#### WORK ORDER A
In the Redis-on-Kubernetes article, begin at the words "apiVersion: redis.redis.opstreelabs.in/v1beta1" and stop after "(opstree) among others.". Reproduce that passage, swapping "sharding" for "partitioning".
#### WORK ORDER B
Write the next part of the Redis-on-Kubernetes article, picking up right after its final sentence.
----- DOCUMENT SEGMENT -----
A study of approaches for deploying stateful Redis on Kubernetes.

#Kubernetes#Redis#DevOps#Systems

Running stateful applications like Redis on Kubernetes presents unique challenges. This article is a survey of mainstream approaches, serving as a reference before production deployment.

Core Challenges

Redis is inherently stateful, while Kubernetes is designed primarily for stateless workloads. Bridging this gap requires consideration of:

  • Data persistence strategies
  • Network topology design
  • Scaling strategies
  • Failover handling
  • Performance optimization

Architecture Options

Option 1: Redis Sentinel

Traditional approach using Sentinel for high availability:

apiVersion: apps/v1
kind: StatefulSet
metadata:
  name: redis
spec:
  serviceName: redis
  replicas: 3
  template:
    spec:
      containers:
      - name: redis
        image: redis:7-alpine
        command: ["redis-server", "--sentinel"]

Pros: Battle-tested, well-documented Cons: Manual failover configuration, limited scaling

Option 2: Redis Cluster

Native clustering for horizontal scaling:

apiVersion: redis.redis.opstreelabs.in/v1beta1
kind: RedisCluster
metadata:
  name: redis-cluster
spec:
  clusterSize: 6
  persistenceEnabled: true

Pros: Automatic sharding, built-in failover Cons: Cross-slot operations not supported, complex setup

Option 3: Operator-Based

Use a Redis operator for automated management. Mature community implementations include redis-operator (opstree) among others.
----- EXTRACTED DATA -----
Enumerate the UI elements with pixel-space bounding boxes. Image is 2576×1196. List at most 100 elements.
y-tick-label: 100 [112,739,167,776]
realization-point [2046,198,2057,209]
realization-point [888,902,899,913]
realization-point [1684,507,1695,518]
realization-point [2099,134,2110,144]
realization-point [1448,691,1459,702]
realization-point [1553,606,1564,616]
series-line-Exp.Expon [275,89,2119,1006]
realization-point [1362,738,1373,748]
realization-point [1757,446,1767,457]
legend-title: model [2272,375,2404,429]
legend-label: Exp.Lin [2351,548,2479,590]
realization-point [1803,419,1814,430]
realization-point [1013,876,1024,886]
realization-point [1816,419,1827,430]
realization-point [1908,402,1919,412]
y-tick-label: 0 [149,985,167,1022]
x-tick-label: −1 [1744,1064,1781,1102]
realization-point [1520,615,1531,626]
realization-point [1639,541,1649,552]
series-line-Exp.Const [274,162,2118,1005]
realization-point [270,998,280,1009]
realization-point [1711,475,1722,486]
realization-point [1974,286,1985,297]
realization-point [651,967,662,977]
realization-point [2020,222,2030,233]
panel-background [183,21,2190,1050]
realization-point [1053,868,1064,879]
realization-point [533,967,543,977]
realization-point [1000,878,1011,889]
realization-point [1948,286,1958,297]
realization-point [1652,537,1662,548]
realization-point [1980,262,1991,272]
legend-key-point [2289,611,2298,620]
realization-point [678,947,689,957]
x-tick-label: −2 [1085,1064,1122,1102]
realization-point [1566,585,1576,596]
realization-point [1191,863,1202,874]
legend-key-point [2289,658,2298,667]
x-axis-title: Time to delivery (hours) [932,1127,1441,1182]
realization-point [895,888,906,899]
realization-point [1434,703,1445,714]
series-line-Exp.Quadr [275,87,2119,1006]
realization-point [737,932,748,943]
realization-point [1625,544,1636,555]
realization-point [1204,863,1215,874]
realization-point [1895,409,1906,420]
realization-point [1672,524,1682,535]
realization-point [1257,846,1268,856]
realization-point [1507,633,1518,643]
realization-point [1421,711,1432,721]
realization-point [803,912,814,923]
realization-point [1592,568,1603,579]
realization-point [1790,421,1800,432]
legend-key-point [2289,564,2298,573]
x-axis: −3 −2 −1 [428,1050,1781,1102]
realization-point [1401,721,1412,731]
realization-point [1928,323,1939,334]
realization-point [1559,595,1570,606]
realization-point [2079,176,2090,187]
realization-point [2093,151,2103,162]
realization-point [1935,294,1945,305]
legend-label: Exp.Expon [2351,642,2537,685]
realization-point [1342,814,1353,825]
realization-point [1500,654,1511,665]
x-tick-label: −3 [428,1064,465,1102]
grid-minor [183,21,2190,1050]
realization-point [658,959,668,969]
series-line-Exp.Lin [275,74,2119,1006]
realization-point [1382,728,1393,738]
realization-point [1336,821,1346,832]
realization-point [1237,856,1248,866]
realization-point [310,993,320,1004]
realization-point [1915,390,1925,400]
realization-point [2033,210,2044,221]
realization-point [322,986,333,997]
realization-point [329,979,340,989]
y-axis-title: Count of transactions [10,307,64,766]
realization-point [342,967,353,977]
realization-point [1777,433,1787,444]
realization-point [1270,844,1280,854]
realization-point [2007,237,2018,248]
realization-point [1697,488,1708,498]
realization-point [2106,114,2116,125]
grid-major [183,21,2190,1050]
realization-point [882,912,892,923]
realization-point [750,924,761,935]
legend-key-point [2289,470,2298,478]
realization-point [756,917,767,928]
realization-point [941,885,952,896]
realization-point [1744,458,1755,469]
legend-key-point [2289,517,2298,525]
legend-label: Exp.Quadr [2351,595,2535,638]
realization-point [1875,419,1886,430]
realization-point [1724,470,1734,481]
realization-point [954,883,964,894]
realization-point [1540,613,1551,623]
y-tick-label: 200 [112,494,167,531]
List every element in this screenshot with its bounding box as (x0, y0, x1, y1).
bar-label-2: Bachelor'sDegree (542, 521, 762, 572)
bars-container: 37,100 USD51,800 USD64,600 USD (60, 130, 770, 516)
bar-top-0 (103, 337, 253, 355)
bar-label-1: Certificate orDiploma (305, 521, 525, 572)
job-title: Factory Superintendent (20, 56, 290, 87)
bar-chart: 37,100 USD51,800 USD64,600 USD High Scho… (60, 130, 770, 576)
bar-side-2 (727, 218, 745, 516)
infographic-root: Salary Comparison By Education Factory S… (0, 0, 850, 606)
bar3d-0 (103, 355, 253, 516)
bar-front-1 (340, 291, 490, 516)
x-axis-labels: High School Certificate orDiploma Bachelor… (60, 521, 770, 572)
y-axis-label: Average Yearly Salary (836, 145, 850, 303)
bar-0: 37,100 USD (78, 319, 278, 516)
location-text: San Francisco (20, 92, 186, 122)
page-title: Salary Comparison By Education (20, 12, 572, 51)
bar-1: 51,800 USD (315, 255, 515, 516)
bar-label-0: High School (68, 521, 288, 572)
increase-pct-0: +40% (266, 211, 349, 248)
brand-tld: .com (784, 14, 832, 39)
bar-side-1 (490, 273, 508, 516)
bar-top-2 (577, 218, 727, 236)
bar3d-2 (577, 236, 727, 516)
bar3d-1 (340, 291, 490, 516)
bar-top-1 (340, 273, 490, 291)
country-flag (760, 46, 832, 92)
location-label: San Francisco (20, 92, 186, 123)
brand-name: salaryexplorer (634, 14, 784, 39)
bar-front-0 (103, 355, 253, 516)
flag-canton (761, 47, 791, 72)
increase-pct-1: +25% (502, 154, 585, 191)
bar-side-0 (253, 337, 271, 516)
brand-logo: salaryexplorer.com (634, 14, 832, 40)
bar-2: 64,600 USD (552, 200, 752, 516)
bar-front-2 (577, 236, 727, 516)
-----
#### TASK OUTPUT A
apiVersion: redis.redis.opstreelabs.in/v1beta1
kind: RedisCluster
metadata:
  name: redis-cluster
spec:
  clusterSize: 6
  persistenceEnabled: true

Pros: Automatic partitioning, built-in failover Cons: Cross-slot operations not supported, complex setup

Option 3: Operator-Based

Use a Redis operator for automated management. Mature community implementations include redis-operator (opstree) among others.

#### TASK OUTPUT B
Pros: Simplified operations, high automation Cons: Additional abstraction layer

Production Configuration Reference

Resource Requests

resources:
  requests:
    memory: "2Gi"
    cpu: "1000m"
  limits:
    memory: "4Gi"
    cpu: "2000m"

Redis requires consistent CPU for performance; avoid oversubscription.

AOF Persistence

args:
  - redis-server
  - --appendonly yes
  - --appendfsync everysec

Trade some performance for durability. For pure cache usage, persistence can be disabled.

Monitoring

Key metrics to monitor:

  1. Memory Usage: used_memory_rss vs maxmemory
  2. Evictions: evicted_keys — indicates memory pressure
  3. Slow Commands: slowlog — performance bottlenecks
  4. Connection Count: connected_clients — connection pool health
  5. Replication Lag: For master-slave setups

Note

This article is a technical survey and study note. Some configurations are compiled from community best practices. A local Redis instance has been deployed for development testing; production-grade cluster deployment requires further practical validation.